→ Exercise directions
Which lines have the string "Program"? Copy all of them from the entries below.

Stored data entries

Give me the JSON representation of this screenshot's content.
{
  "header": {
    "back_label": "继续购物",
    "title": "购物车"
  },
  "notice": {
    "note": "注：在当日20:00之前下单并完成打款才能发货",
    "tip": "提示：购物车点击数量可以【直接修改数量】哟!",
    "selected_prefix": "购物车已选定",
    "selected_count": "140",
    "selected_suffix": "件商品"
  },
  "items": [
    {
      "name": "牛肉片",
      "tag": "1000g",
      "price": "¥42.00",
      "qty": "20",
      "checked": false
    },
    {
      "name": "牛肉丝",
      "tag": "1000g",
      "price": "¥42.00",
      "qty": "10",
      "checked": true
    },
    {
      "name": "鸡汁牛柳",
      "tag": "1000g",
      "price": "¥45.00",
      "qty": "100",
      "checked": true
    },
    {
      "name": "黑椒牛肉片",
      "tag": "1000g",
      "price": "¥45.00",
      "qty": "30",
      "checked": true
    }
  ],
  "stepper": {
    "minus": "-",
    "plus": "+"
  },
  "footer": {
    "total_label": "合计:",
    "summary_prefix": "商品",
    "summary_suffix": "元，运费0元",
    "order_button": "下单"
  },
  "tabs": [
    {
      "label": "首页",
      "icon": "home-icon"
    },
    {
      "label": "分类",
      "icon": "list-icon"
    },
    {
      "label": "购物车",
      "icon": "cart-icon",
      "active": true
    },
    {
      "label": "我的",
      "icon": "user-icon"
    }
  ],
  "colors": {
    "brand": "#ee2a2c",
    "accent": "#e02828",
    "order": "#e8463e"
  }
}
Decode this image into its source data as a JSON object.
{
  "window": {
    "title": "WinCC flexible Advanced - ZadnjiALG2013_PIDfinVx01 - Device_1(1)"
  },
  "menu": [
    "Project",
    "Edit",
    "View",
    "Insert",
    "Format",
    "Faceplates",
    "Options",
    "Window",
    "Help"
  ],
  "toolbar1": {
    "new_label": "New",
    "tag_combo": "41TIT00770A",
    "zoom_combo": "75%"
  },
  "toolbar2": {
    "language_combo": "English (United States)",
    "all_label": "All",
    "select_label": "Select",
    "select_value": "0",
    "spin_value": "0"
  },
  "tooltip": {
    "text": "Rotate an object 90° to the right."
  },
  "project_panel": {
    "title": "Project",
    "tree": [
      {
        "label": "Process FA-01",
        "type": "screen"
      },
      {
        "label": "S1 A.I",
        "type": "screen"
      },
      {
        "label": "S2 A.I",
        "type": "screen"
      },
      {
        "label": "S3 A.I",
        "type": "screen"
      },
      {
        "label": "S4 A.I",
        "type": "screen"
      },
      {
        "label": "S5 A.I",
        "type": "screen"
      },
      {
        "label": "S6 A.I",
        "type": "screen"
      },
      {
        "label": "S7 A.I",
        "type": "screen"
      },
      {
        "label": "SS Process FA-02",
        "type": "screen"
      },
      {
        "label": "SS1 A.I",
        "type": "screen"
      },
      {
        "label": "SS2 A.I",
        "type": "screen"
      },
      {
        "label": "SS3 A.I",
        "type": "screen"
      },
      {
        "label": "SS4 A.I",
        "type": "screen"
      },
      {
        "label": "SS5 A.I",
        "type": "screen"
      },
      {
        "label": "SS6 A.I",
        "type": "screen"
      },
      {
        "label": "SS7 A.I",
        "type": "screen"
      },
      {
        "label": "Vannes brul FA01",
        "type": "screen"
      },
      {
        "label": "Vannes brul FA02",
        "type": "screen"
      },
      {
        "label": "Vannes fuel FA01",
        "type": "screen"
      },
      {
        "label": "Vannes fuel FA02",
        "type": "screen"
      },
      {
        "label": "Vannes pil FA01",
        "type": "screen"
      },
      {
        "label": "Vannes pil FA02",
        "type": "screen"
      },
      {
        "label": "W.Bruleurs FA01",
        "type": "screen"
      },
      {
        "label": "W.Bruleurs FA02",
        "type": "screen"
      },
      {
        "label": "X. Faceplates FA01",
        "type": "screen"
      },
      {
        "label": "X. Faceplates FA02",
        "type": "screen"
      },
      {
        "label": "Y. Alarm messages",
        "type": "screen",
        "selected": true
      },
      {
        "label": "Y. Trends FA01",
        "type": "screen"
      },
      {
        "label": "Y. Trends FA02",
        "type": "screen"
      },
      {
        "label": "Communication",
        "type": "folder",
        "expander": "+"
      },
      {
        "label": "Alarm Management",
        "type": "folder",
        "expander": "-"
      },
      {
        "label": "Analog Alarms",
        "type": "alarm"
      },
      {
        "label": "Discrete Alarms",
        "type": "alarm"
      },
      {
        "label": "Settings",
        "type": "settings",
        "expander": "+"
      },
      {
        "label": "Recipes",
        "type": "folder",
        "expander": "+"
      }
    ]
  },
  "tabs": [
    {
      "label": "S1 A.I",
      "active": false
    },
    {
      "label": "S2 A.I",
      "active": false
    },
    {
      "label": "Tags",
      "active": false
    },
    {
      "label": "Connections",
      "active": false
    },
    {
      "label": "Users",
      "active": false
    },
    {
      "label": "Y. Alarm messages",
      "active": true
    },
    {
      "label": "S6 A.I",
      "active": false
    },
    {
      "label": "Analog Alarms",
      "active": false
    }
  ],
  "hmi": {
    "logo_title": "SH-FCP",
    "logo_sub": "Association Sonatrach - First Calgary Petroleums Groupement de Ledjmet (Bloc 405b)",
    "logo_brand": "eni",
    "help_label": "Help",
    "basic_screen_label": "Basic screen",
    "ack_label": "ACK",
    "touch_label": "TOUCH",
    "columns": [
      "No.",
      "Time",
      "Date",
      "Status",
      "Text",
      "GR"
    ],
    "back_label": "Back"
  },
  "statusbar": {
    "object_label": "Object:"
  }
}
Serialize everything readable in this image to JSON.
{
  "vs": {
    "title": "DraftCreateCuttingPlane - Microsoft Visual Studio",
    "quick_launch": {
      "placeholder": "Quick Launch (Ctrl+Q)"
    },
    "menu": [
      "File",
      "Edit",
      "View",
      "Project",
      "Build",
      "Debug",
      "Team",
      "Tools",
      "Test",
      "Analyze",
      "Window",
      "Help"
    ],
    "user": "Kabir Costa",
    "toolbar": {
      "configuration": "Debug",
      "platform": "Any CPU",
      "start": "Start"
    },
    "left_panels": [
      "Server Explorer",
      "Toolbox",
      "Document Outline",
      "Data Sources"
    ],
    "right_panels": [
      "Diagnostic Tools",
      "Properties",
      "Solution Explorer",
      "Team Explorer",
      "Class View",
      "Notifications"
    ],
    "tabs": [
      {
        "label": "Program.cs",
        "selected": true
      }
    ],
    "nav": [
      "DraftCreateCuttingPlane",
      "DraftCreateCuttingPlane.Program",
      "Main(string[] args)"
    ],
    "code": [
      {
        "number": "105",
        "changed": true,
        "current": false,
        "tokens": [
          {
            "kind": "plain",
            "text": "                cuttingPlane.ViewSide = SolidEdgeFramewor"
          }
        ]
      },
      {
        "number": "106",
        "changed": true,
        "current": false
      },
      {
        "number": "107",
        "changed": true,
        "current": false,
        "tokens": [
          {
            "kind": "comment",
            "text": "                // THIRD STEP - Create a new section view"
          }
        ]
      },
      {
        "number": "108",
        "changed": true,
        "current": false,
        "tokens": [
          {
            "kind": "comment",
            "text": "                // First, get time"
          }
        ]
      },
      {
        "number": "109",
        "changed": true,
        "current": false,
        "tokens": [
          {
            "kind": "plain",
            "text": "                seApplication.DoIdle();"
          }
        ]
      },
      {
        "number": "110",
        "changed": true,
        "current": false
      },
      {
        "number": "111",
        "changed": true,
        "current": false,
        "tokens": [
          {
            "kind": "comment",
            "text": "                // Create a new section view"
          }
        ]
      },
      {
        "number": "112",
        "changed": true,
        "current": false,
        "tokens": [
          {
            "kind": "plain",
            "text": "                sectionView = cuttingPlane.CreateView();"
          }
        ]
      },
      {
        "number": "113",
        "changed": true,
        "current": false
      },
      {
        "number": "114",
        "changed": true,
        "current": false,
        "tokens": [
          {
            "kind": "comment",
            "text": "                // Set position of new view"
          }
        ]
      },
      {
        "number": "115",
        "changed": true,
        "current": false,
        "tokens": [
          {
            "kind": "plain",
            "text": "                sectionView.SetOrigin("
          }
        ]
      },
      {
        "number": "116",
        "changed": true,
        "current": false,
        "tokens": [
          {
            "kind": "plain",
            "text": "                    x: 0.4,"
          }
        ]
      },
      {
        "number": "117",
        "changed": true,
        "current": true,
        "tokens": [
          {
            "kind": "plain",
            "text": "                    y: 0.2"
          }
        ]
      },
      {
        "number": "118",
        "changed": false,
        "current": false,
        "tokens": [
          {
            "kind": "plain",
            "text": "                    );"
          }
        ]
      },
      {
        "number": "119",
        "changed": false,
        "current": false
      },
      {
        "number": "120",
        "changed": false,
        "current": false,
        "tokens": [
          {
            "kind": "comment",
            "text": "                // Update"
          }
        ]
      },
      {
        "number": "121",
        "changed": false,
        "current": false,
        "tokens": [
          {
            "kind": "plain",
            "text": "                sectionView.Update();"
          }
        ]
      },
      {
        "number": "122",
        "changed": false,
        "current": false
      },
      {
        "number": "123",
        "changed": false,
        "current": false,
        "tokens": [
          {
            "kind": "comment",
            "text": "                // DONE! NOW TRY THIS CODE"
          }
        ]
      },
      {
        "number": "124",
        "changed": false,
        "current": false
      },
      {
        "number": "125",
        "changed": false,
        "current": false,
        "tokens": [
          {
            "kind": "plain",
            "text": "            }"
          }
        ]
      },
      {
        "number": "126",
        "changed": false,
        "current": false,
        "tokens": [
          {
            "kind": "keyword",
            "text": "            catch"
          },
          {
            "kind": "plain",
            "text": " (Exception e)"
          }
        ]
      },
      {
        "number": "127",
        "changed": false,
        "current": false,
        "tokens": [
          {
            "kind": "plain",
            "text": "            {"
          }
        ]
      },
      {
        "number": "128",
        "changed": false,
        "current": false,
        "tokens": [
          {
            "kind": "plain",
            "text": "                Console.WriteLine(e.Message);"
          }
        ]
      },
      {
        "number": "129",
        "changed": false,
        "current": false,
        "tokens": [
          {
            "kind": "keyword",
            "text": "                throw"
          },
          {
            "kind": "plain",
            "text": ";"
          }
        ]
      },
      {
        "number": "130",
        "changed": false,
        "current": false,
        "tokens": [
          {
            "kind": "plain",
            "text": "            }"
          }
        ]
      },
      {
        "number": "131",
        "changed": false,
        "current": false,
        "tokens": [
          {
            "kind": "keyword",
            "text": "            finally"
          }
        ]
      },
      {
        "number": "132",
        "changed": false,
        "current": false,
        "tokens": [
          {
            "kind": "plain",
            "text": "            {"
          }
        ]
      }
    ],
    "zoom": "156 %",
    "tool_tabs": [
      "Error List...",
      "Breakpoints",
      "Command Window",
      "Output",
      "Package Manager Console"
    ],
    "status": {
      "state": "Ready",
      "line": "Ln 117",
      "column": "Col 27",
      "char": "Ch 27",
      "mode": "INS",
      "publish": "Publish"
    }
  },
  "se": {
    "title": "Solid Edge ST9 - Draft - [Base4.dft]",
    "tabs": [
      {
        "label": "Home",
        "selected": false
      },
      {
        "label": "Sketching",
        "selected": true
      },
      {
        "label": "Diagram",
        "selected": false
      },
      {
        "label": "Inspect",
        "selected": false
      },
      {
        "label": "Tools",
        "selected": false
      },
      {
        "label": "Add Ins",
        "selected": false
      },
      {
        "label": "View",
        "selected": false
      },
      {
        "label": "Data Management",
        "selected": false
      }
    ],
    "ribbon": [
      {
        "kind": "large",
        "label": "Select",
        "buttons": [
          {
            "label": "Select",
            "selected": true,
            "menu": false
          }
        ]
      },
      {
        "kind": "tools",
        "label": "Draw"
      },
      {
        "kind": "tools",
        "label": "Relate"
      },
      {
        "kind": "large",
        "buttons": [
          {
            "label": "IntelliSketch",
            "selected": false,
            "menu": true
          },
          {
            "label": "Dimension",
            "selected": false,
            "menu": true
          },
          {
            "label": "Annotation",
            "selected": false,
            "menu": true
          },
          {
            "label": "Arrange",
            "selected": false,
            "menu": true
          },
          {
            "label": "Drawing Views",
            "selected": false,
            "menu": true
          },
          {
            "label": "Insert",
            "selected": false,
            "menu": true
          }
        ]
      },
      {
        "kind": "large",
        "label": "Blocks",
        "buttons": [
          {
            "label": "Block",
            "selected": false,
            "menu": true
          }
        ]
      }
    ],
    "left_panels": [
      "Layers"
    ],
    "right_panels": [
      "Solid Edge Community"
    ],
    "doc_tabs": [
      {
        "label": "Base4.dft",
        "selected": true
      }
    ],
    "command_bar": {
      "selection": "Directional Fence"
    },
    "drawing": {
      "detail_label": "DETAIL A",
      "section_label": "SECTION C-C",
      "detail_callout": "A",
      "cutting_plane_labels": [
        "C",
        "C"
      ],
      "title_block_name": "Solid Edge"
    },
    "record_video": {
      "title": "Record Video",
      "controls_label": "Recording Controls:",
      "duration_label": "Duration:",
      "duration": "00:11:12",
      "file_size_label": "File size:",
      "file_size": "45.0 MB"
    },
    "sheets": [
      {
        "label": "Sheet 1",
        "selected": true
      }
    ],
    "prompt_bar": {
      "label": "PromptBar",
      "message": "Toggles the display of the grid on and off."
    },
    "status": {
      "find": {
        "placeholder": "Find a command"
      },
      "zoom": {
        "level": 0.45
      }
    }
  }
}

→ Written response
        "label": "Program.cs",
      "DraftCreateCuttingPlane.Program",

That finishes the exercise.